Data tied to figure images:
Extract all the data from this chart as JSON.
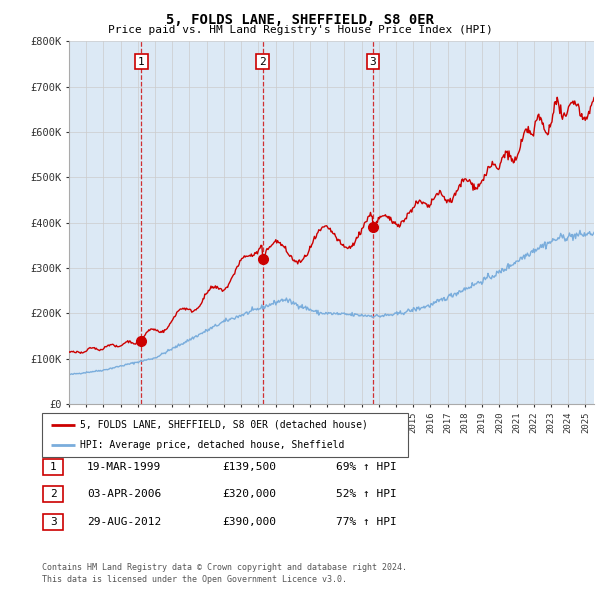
{
  "title": "5, FOLDS LANE, SHEFFIELD, S8 0ER",
  "subtitle": "Price paid vs. HM Land Registry's House Price Index (HPI)",
  "transactions": [
    {
      "num": 1,
      "date": "19-MAR-1999",
      "price": 139500,
      "year": 1999.21,
      "pct": "69%",
      "dir": "↑"
    },
    {
      "num": 2,
      "date": "03-APR-2006",
      "price": 320000,
      "year": 2006.25,
      "pct": "52%",
      "dir": "↑"
    },
    {
      "num": 3,
      "date": "29-AUG-2012",
      "price": 390000,
      "year": 2012.66,
      "pct": "77%",
      "dir": "↑"
    }
  ],
  "legend_entries": [
    "5, FOLDS LANE, SHEFFIELD, S8 0ER (detached house)",
    "HPI: Average price, detached house, Sheffield"
  ],
  "table_rows": [
    [
      "1",
      "19-MAR-1999",
      "£139,500",
      "69% ↑ HPI"
    ],
    [
      "2",
      "03-APR-2006",
      "£320,000",
      "52% ↑ HPI"
    ],
    [
      "3",
      "29-AUG-2012",
      "£390,000",
      "77% ↑ HPI"
    ]
  ],
  "footnote1": "Contains HM Land Registry data © Crown copyright and database right 2024.",
  "footnote2": "This data is licensed under the Open Government Licence v3.0.",
  "red_color": "#cc0000",
  "blue_color": "#7aaddc",
  "grid_color": "#cccccc",
  "background_color": "#ffffff",
  "chart_bg_color": "#dce9f5",
  "ylim": [
    0,
    800000
  ],
  "xlim_start": 1995.0,
  "xlim_end": 2025.5
}
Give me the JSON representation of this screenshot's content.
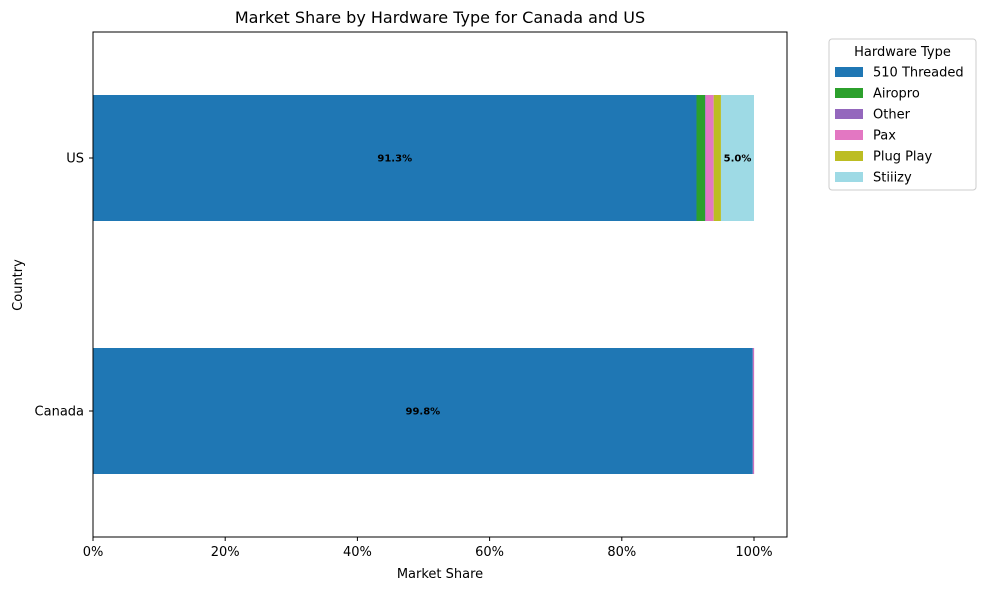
{
  "chart_data": {
    "type": "bar",
    "orientation": "horizontal",
    "stacked": true,
    "title": "Market Share by Hardware Type for Canada and US",
    "xlabel": "Market Share",
    "ylabel": "Country",
    "categories": [
      "US",
      "Canada"
    ],
    "x_ticks": [
      "0%",
      "20%",
      "40%",
      "60%",
      "80%",
      "100%"
    ],
    "xlim": [
      0,
      1.05
    ],
    "legend": {
      "title": "Hardware Type",
      "placement": "outside-top-right"
    },
    "series": [
      {
        "name": "510 Threaded",
        "color": "#1f77b4",
        "values": [
          0.913,
          0.998
        ]
      },
      {
        "name": "Airopro",
        "color": "#2ca02c",
        "values": [
          0.013,
          0.0
        ]
      },
      {
        "name": "Other",
        "color": "#9467bd",
        "values": [
          0.001,
          0.001
        ]
      },
      {
        "name": "Pax",
        "color": "#e377c2",
        "values": [
          0.012,
          0.001
        ]
      },
      {
        "name": "Plug Play",
        "color": "#bcbd22",
        "values": [
          0.011,
          0.0
        ]
      },
      {
        "name": "Stiiizy",
        "color": "#9edae5",
        "values": [
          0.05,
          0.0
        ]
      }
    ],
    "data_labels": [
      {
        "category": "US",
        "series": "510 Threaded",
        "text": "91.3%"
      },
      {
        "category": "US",
        "series": "Stiiizy",
        "text": "5.0%"
      },
      {
        "category": "Canada",
        "series": "510 Threaded",
        "text": "99.8%"
      }
    ],
    "grid": false
  }
}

SET PROBLEM.
All of the material above needs to be restated exactly, with no pictures.

OUTPUT BELOW.
Extract all the data from this chart as JSON.
{
  "title": "5, FOLDS LANE, SHEFFIELD, S8 0ER",
  "subtitle": "Price paid vs. HM Land Registry's House Price Index (HPI)",
  "transactions": [
    {
      "num": 1,
      "date": "19-MAR-1999",
      "price": 139500,
      "year": 1999.21,
      "pct": "69%",
      "dir": "↑"
    },
    {
      "num": 2,
      "date": "03-APR-2006",
      "price": 320000,
      "year": 2006.25,
      "pct": "52%",
      "dir": "↑"
    },
    {
      "num": 3,
      "date": "29-AUG-2012",
      "price": 390000,
      "year": 2012.66,
      "pct": "77%",
      "dir": "↑"
    }
  ],
  "legend_entries": [
    "5, FOLDS LANE, SHEFFIELD, S8 0ER (detached house)",
    "HPI: Average price, detached house, Sheffield"
  ],
  "table_rows": [
    [
      "1",
      "19-MAR-1999",
      "£139,500",
      "69% ↑ HPI"
    ],
    [
      "2",
      "03-APR-2006",
      "£320,000",
      "52% ↑ HPI"
    ],
    [
      "3",
      "29-AUG-2012",
      "£390,000",
      "77% ↑ HPI"
    ]
  ],
  "footnote1": "Contains HM Land Registry data © Crown copyright and database right 2024.",
  "footnote2": "This data is licensed under the Open Government Licence v3.0.",
  "red_color": "#cc0000",
  "blue_color": "#7aaddc",
  "grid_color": "#cccccc",
  "background_color": "#ffffff",
  "chart_bg_color": "#dce9f5",
  "ylim": [
    0,
    800000
  ],
  "xlim_start": 1995.0,
  "xlim_end": 2025.5
}
Give me the JSON representation of this screenshot's content.
{
  "chart_data": {
    "type": "bar",
    "orientation": "horizontal",
    "stacked": true,
    "title": "Market Share by Hardware Type for Canada and US",
    "xlabel": "Market Share",
    "ylabel": "Country",
    "categories": [
      "US",
      "Canada"
    ],
    "x_ticks": [
      "0%",
      "20%",
      "40%",
      "60%",
      "80%",
      "100%"
    ],
    "xlim": [
      0,
      1.05
    ],
    "legend": {
      "title": "Hardware Type",
      "placement": "outside-top-right"
    },
    "series": [
      {
        "name": "510 Threaded",
        "color": "#1f77b4",
        "values": [
          0.913,
          0.998
        ]
      },
      {
        "name": "Airopro",
        "color": "#2ca02c",
        "values": [
          0.013,
          0.0
        ]
      },
      {
        "name": "Other",
        "color": "#9467bd",
        "values": [
          0.001,
          0.001
        ]
      },
      {
        "name": "Pax",
        "color": "#e377c2",
        "values": [
          0.012,
          0.001
        ]
      },
      {
        "name": "Plug Play",
        "color": "#bcbd22",
        "values": [
          0.011,
          0.0
        ]
      },
      {
        "name": "Stiiizy",
        "color": "#9edae5",
        "values": [
          0.05,
          0.0
        ]
      }
    ],
    "data_labels": [
      {
        "category": "US",
        "series": "510 Threaded",
        "text": "91.3%"
      },
      {
        "category": "US",
        "series": "Stiiizy",
        "text": "5.0%"
      },
      {
        "category": "Canada",
        "series": "510 Threaded",
        "text": "99.8%"
      }
    ],
    "grid": false
  }
}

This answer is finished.